» **WRITTEN TASK**: Could you print all the entries exactly?

» **LISTING**:

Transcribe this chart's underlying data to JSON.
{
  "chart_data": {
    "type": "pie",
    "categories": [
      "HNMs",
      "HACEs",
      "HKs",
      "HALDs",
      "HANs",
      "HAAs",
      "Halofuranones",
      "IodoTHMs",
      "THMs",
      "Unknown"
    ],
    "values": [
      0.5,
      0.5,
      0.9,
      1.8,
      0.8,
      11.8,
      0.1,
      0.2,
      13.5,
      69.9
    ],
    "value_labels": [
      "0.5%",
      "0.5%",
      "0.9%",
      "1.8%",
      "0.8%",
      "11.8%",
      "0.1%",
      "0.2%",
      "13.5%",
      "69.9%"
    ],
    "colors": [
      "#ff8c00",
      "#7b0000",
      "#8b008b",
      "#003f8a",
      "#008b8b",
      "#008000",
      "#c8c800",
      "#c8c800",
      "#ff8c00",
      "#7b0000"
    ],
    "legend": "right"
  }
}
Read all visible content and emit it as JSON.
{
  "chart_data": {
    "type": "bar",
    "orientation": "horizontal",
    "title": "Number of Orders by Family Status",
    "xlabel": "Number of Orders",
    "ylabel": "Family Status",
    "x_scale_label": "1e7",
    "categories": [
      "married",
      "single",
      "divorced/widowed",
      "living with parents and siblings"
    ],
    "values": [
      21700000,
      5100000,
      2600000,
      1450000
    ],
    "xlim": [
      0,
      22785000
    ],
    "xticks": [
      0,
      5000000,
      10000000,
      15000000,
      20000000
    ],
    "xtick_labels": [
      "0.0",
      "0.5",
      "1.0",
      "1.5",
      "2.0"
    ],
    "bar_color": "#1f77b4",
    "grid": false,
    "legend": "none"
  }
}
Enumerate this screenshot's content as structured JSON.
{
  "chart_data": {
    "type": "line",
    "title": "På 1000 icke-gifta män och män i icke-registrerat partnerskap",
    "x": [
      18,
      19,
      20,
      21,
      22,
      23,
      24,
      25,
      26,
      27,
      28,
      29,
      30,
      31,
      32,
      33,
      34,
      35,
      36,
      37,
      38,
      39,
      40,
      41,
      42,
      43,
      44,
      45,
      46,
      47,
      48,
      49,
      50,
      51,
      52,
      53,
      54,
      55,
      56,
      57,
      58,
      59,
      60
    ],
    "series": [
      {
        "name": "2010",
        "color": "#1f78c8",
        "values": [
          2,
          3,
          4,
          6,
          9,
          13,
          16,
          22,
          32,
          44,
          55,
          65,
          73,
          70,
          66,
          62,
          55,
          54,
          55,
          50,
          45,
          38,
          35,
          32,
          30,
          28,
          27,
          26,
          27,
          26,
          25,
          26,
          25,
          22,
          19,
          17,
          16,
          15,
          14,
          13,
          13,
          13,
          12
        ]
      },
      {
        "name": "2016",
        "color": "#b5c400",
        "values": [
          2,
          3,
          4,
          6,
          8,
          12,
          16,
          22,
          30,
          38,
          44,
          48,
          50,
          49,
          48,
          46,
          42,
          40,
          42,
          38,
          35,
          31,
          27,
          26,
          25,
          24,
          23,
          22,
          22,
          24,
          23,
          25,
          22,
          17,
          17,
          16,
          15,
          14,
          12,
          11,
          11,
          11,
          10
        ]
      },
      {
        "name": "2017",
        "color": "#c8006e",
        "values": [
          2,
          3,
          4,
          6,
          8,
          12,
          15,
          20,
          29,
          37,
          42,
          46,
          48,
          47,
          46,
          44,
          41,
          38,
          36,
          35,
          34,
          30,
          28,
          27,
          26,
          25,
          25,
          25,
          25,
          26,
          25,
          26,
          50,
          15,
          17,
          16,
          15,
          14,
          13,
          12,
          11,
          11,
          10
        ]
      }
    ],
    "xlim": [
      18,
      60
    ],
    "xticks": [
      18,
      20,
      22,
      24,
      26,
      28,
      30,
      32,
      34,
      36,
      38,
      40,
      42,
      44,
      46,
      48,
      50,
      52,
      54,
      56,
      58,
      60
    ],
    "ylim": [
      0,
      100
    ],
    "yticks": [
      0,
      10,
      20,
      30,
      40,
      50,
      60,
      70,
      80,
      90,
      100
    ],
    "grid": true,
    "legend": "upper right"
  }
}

» **TASK SOLUTION**:
Transcribe this chart's underlying data to JSON.
{
  "chart_data": {
    "type": "pie",
    "categories": [
      "HNMs",
      "HACEs",
      "HKs",
      "HALDs",
      "HANs",
      "HAAs",
      "Halofuranones",
      "IodoTHMs",
      "THMs",
      "Unknown"
    ],
    "values": [
      0.5,
      0.5,
      0.9,
      1.8,
      0.8,
      11.8,
      0.1,
      0.2,
      13.5,
      69.9
    ],
    "value_labels": [
      "0.5%",
      "0.5%",
      "0.9%",
      "1.8%",
      "0.8%",
      "11.8%",
      "0.1%",
      "0.2%",
      "13.5%",
      "69.9%"
    ],
    "colors": [
      "#ff8c00",
      "#7b0000",
      "#8b008b",
      "#003f8a",
      "#008b8b",
      "#008000",
      "#c8c800",
      "#c8c800",
      "#ff8c00",
      "#7b0000"
    ],
    "legend": "right"
  }
}
Read all visible content and emit it as JSON.
{
  "chart_data": {
    "type": "bar",
    "orientation": "horizontal",
    "title": "Number of Orders by Family Status",
    "xlabel": "Number of Orders",
    "ylabel": "Family Status",
    "x_scale_label": "1e7",
    "categories": [
      "married",
      "single",
      "divorced/widowed",
      "living with parents and siblings"
    ],
    "values": [
      21700000,
      5100000,
      2600000,
      1450000
    ],
    "xlim": [
      0,
      22785000
    ],
    "xticks": [
      0,
      5000000,
      10000000,
      15000000,
      20000000
    ],
    "xtick_labels": [
      "0.0",
      "0.5",
      "1.0",
      "1.5",
      "2.0"
    ],
    "bar_color": "#1f77b4",
    "grid": false,
    "legend": "none"
  }
}
Enumerate this screenshot's content as structured JSON.
{
  "chart_data": {
    "type": "line",
    "title": "På 1000 icke-gifta män och män i icke-registrerat partnerskap",
    "x": [
      18,
      19,
      20,
      21,
      22,
      23,
      24,
      25,
      26,
      27,
      28,
      29,
      30,
      31,
      32,
      33,
      34,
      35,
      36,
      37,
      38,
      39,
      40,
      41,
      42,
      43,
      44,
      45,
      46,
      47,
      48,
      49,
      50,
      51,
      52,
      53,
      54,
      55,
      56,
      57,
      58,
      59,
      60
    ],
    "series": [
      {
        "name": "2010",
        "color": "#1f78c8",
        "values": [
          2,
          3,
          4,
          6,
          9,
          13,
          16,
          22,
          32,
          44,
          55,
          65,
          73,
          70,
          66,
          62,
          55,
          54,
          55,
          50,
          45,
          38,
          35,
          32,
          30,
          28,
          27,
          26,
          27,
          26,
          25,
          26,
          25,
          22,
          19,
          17,
          16,
          15,
          14,
          13,
          13,
          13,
          12
        ]
      },
      {
        "name": "2016",
        "color": "#b5c400",
        "values": [
          2,
          3,
          4,
          6,
          8,
          12,
          16,
          22,
          30,
          38,
          44,
          48,
          50,
          49,
          48,
          46,
          42,
          40,
          42,
          38,
          35,
          31,
          27,
          26,
          25,
          24,
          23,
          22,
          22,
          24,
          23,
          25,
          22,
          17,
          17,
          16,
          15,
          14,
          12,
          11,
          11,
          11,
          10
        ]
      },
      {
        "name": "2017",
        "color": "#c8006e",
        "values": [
          2,
          3,
          4,
          6,
          8,
          12,
          15,
          20,
          29,
          37,
          42,
          46,
          48,
          47,
          46,
          44,
          41,
          38,
          36,
          35,
          34,
          30,
          28,
          27,
          26,
          25,
          25,
          25,
          25,
          26,
          25,
          26,
          50,
          15,
          17,
          16,
          15,
          14,
          13,
          12,
          11,
          11,
          10
        ]
      }
    ],
    "xlim": [
      18,
      60
    ],
    "xticks": [
      18,
      20,
      22,
      24,
      26,
      28,
      30,
      32,
      34,
      36,
      38,
      40,
      42,
      44,
      46,
      48,
      50,
      52,
      54,
      56,
      58,
      60
    ],
    "ylim": [
      0,
      100
    ],
    "yticks": [
      0,
      10,
      20,
      30,
      40,
      50,
      60,
      70,
      80,
      90,
      100
    ],
    "grid": true,
    "legend": "upper right"
  }
}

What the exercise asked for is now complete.